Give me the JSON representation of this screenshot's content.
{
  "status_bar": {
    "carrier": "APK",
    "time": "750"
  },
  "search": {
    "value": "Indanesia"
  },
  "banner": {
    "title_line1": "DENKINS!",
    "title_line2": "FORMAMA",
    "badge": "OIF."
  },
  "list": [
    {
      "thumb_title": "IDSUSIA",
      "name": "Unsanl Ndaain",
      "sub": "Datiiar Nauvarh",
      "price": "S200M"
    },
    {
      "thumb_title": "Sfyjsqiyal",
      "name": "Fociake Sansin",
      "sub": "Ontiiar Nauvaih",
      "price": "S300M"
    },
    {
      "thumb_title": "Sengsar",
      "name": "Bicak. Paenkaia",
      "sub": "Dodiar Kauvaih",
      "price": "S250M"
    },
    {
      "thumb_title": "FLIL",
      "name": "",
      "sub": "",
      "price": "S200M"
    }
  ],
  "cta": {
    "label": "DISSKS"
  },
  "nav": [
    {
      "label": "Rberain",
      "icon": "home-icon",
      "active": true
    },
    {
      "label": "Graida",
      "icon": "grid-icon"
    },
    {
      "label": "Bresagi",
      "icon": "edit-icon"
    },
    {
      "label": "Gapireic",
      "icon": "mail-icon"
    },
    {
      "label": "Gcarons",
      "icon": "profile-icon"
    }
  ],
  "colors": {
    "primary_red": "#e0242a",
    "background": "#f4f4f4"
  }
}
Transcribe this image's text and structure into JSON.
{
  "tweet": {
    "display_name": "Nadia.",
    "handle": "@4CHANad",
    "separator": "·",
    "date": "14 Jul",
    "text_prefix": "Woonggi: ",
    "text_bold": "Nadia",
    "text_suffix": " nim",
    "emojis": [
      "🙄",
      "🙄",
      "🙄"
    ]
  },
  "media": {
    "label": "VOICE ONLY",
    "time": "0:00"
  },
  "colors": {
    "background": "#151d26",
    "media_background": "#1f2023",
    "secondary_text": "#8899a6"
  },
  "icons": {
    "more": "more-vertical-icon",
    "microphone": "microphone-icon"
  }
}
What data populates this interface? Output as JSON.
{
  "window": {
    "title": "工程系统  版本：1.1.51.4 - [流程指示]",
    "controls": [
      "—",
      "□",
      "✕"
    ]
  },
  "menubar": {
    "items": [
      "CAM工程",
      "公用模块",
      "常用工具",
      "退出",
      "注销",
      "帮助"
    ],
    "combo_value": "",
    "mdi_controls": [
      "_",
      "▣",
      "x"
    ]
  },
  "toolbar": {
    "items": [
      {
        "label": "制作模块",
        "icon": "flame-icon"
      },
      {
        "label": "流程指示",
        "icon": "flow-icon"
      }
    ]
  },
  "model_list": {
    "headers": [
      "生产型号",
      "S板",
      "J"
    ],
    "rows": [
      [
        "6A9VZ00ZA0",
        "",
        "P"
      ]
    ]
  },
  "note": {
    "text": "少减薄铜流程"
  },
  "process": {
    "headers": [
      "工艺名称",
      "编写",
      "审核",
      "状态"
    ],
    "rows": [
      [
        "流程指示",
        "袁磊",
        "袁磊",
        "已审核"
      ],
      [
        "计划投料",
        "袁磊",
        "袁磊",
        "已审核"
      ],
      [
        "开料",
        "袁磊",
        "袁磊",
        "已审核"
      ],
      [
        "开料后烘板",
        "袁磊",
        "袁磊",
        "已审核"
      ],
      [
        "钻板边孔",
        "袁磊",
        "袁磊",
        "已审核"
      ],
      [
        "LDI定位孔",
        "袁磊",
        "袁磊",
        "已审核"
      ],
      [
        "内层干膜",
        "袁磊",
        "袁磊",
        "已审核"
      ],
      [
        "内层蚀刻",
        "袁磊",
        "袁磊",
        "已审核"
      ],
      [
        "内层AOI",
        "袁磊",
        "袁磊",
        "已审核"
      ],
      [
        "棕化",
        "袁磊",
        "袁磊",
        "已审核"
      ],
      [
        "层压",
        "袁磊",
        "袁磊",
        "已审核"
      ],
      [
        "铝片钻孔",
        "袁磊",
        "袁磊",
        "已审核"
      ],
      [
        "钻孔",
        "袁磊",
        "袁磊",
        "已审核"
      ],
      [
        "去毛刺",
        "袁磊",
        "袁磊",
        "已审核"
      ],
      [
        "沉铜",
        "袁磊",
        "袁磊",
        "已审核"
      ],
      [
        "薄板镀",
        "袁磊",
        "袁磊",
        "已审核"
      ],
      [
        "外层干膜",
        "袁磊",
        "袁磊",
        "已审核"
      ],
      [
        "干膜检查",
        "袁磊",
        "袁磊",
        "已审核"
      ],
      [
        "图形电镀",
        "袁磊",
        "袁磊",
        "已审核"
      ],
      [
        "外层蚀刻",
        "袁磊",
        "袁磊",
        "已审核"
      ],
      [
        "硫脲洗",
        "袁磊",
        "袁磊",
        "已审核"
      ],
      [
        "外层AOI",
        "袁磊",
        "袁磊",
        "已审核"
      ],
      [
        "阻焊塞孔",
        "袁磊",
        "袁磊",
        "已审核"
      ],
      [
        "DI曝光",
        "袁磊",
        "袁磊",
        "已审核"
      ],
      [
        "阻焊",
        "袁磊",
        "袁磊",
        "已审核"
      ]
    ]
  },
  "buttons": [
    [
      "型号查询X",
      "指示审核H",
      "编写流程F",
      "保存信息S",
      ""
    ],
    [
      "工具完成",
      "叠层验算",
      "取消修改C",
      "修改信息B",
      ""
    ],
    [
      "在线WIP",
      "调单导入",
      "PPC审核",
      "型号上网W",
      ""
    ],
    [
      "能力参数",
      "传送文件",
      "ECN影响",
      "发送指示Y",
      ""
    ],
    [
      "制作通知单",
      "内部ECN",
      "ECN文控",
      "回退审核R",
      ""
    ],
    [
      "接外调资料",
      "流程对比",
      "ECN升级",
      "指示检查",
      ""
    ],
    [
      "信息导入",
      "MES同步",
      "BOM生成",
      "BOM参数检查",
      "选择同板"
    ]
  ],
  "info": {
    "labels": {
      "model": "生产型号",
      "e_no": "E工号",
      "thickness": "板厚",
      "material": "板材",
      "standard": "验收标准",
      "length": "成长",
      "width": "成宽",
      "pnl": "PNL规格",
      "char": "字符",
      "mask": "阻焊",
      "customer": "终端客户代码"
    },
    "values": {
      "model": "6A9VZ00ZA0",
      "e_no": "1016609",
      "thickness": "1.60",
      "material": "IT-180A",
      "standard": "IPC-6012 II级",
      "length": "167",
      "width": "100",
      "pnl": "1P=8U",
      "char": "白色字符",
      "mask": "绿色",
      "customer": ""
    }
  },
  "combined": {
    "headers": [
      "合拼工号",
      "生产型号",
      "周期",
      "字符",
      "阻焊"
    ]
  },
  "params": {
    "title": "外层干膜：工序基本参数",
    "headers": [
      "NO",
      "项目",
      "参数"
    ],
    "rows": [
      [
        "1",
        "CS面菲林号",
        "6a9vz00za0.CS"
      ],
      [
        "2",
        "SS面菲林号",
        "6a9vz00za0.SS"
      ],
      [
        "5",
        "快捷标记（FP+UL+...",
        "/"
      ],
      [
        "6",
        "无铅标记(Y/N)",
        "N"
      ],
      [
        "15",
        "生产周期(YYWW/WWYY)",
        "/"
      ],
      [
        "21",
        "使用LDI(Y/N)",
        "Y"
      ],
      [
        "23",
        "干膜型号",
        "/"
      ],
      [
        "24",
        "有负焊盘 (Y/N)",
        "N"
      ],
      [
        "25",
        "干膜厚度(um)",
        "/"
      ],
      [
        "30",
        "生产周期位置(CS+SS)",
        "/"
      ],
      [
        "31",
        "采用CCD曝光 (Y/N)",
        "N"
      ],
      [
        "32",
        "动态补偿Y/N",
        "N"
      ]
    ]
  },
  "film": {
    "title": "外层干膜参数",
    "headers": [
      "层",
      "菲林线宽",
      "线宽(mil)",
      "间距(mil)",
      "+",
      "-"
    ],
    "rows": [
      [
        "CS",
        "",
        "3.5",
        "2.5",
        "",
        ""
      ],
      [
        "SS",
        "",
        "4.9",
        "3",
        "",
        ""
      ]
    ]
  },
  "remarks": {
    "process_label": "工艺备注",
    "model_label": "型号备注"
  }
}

------------------------

» Task directions
Find the string "流程指示" in the listing and return every line that holds it.

» Complete answer
    "title": "工程系统  版本：1.1.51.4 - [流程指示]",
        "label": "流程指示",
        "流程指示",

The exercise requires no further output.